### [Problem to work on]
Reproduce every entry below precisely; do not include the pictures.

[Records]
★ ★ ★
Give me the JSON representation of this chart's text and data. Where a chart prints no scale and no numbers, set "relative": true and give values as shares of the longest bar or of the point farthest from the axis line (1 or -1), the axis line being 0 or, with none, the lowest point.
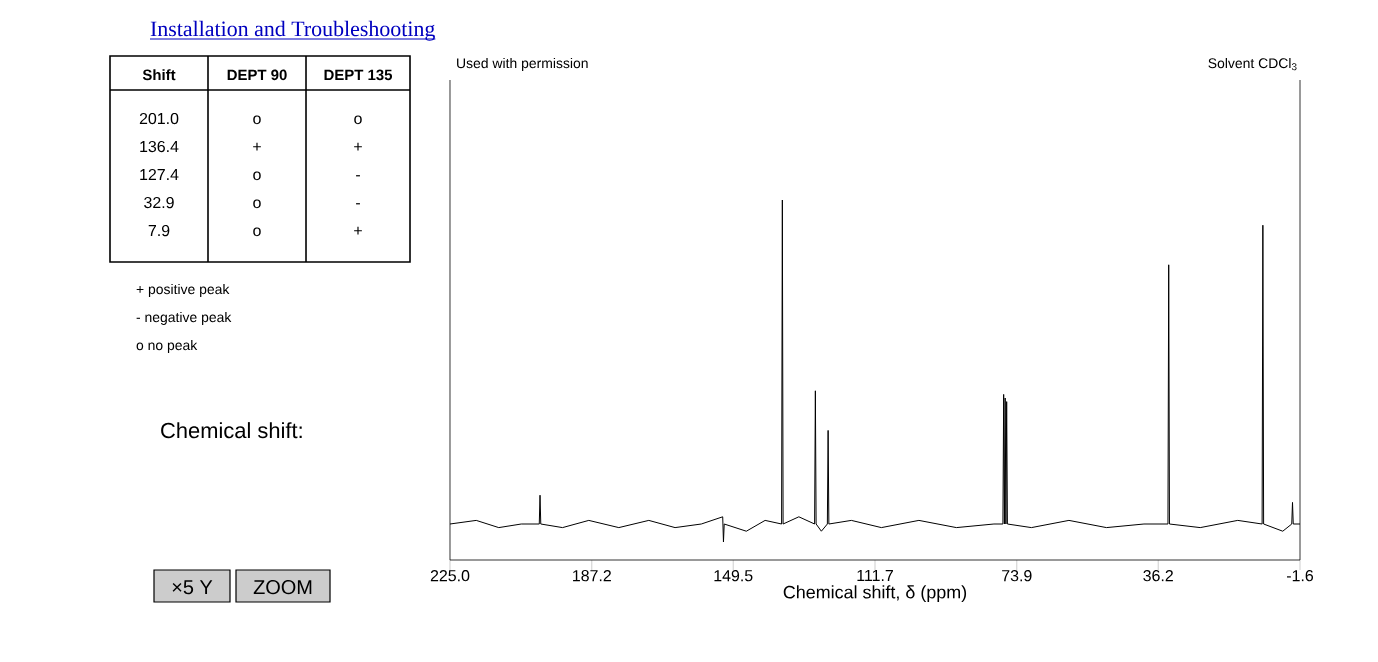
{
  "chart_data": {
    "type": "line",
    "title": "Installation and Troubleshooting",
    "subtitle": "Used with permission",
    "xlabel": "Chemical shift, δ (ppm)",
    "relative": true,
    "color": "#000000",
    "xlim": [
      225,
      -1.6
    ],
    "xticks": [
      {
        "value": 225,
        "label": "225.0"
      },
      {
        "value": 187.2,
        "label": "187.2"
      },
      {
        "value": 149.5,
        "label": "149.5"
      },
      {
        "value": 111.7,
        "label": "111.7"
      },
      {
        "value": 73.9,
        "label": "73.9"
      },
      {
        "value": 36.2,
        "label": "36.2"
      },
      {
        "value": -1.6,
        "label": "-1.6"
      }
    ],
    "x": [
      225,
      218,
      212,
      206,
      201.2,
      201.0,
      200.8,
      195,
      188,
      180,
      172,
      165,
      158,
      152.3,
      152.1,
      151.9,
      146,
      141,
      136.6,
      136.4,
      136.2,
      132,
      127.8,
      127.6,
      127.4,
      126,
      124.4,
      124.2,
      124.0,
      118,
      110,
      100,
      90,
      80,
      77.6,
      77.4,
      77.2,
      77.0,
      76.8,
      76.6,
      76.4,
      70,
      60,
      50,
      40,
      33.6,
      33.4,
      33.2,
      25,
      15,
      8.5,
      8.3,
      8.1,
      3,
      0.6,
      0.4,
      0.2,
      -1.6
    ],
    "values": [
      0.1,
      0.11,
      0.09,
      0.1,
      0.1,
      0.18,
      0.1,
      0.09,
      0.11,
      0.09,
      0.11,
      0.09,
      0.1,
      0.12,
      0.05,
      0.1,
      0.08,
      0.11,
      0.1,
      1.0,
      0.1,
      0.12,
      0.1,
      0.47,
      0.1,
      0.08,
      0.1,
      0.36,
      0.1,
      0.11,
      0.09,
      0.11,
      0.09,
      0.1,
      0.1,
      0.46,
      0.1,
      0.45,
      0.1,
      0.44,
      0.1,
      0.09,
      0.11,
      0.09,
      0.1,
      0.1,
      0.82,
      0.1,
      0.09,
      0.11,
      0.1,
      0.93,
      0.1,
      0.08,
      0.1,
      0.16,
      0.1,
      0.1
    ],
    "annotations": [
      "Solvent CDCl$_{3}$",
      "Shift",
      "DEPT 90",
      "DEPT 135",
      "201.0",
      "o",
      "o",
      "136.4",
      "+",
      "+",
      "127.4",
      "o",
      "-",
      "32.9",
      "o",
      "-",
      "7.9",
      "o",
      "+",
      "+  positive peak",
      "-  negative peak",
      "o  no peak",
      "Chemical shift:",
      "×5 Y",
      "ZOOM"
    ]
  }
}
★ ★ ★
### [Exercise result]
Give me the JSON representation of this chart's text and data. Where a chart prints no scale and no numbers, set "relative": true and give values as shares of the longest bar or of the point farthest from the axis line (1 or -1), the axis line being 0 or, with none, the lowest point.
{
  "chart_data": {
    "type": "line",
    "title": "Installation and Troubleshooting",
    "subtitle": "Used with permission",
    "xlabel": "Chemical shift, δ (ppm)",
    "relative": true,
    "color": "#000000",
    "xlim": [
      225,
      -1.6
    ],
    "xticks": [
      {
        "value": 225,
        "label": "225.0"
      },
      {
        "value": 187.2,
        "label": "187.2"
      },
      {
        "value": 149.5,
        "label": "149.5"
      },
      {
        "value": 111.7,
        "label": "111.7"
      },
      {
        "value": 73.9,
        "label": "73.9"
      },
      {
        "value": 36.2,
        "label": "36.2"
      },
      {
        "value": -1.6,
        "label": "-1.6"
      }
    ],
    "x": [
      225,
      218,
      212,
      206,
      201.2,
      201.0,
      200.8,
      195,
      188,
      180,
      172,
      165,
      158,
      152.3,
      152.1,
      151.9,
      146,
      141,
      136.6,
      136.4,
      136.2,
      132,
      127.8,
      127.6,
      127.4,
      126,
      124.4,
      124.2,
      124.0,
      118,
      110,
      100,
      90,
      80,
      77.6,
      77.4,
      77.2,
      77.0,
      76.8,
      76.6,
      76.4,
      70,
      60,
      50,
      40,
      33.6,
      33.4,
      33.2,
      25,
      15,
      8.5,
      8.3,
      8.1,
      3,
      0.6,
      0.4,
      0.2,
      -1.6
    ],
    "values": [
      0.1,
      0.11,
      0.09,
      0.1,
      0.1,
      0.18,
      0.1,
      0.09,
      0.11,
      0.09,
      0.11,
      0.09,
      0.1,
      0.12,
      0.05,
      0.1,
      0.08,
      0.11,
      0.1,
      1.0,
      0.1,
      0.12,
      0.1,
      0.47,
      0.1,
      0.08,
      0.1,
      0.36,
      0.1,
      0.11,
      0.09,
      0.11,
      0.09,
      0.1,
      0.1,
      0.46,
      0.1,
      0.45,
      0.1,
      0.44,
      0.1,
      0.09,
      0.11,
      0.09,
      0.1,
      0.1,
      0.82,
      0.1,
      0.09,
      0.11,
      0.1,
      0.93,
      0.1,
      0.08,
      0.1,
      0.16,
      0.1,
      0.1
    ],
    "annotations": [
      "Solvent CDCl$_{3}$",
      "Shift",
      "DEPT 90",
      "DEPT 135",
      "201.0",
      "o",
      "o",
      "136.4",
      "+",
      "+",
      "127.4",
      "o",
      "-",
      "32.9",
      "o",
      "-",
      "7.9",
      "o",
      "+",
      "+  positive peak",
      "-  negative peak",
      "o  no peak",
      "Chemical shift:",
      "×5 Y",
      "ZOOM"
    ]
  }
}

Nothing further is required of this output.